Directions for this task
Your answer should be a single number: the count of lines holding the word "icon".

Records shown
■ ■ ■ ■ ■

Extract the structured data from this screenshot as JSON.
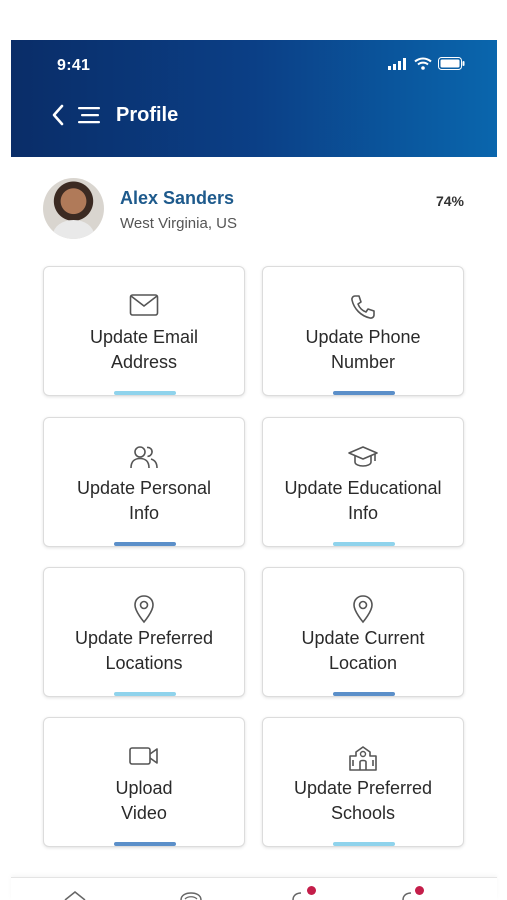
{
  "status_bar": {
    "time": "9:41"
  },
  "header": {
    "title": "Profile"
  },
  "profile": {
    "name": "Alex Sanders",
    "location": "West Virginia, US",
    "completion": "74%"
  },
  "cards": [
    {
      "label_line1": "Update Email",
      "label_line2": "Address",
      "icon": "envelope-icon",
      "bar_color": "#8fd3ec"
    },
    {
      "label_line1": "Update Phone",
      "label_line2": "Number",
      "icon": "phone-icon",
      "bar_color": "#5b8fc9"
    },
    {
      "label_line1": "Update Personal",
      "label_line2": "Info",
      "icon": "people-icon",
      "bar_color": "#5b8fc9"
    },
    {
      "label_line1": "Update Educational",
      "label_line2": "Info",
      "icon": "graduation-cap-icon",
      "bar_color": "#8fd3ec"
    },
    {
      "label_line1": "Update Preferred",
      "label_line2": "Locations",
      "icon": "location-pin-icon",
      "bar_color": "#8fd3ec"
    },
    {
      "label_line1": "Update Current",
      "label_line2": "Location",
      "icon": "location-pin-icon",
      "bar_color": "#5b8fc9"
    },
    {
      "label_line1": "Upload",
      "label_line2": "Video",
      "icon": "video-camera-icon",
      "bar_color": "#5b8fc9"
    },
    {
      "label_line1": "Update Preferred",
      "label_line2": "Schools",
      "icon": "school-building-icon",
      "bar_color": "#8fd3ec"
    }
  ],
  "colors": {
    "accent": "#1e5a8c",
    "badge": "#c41e4a"
  }
}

■ ■ ■ ■ ■

Answer to this exercise
8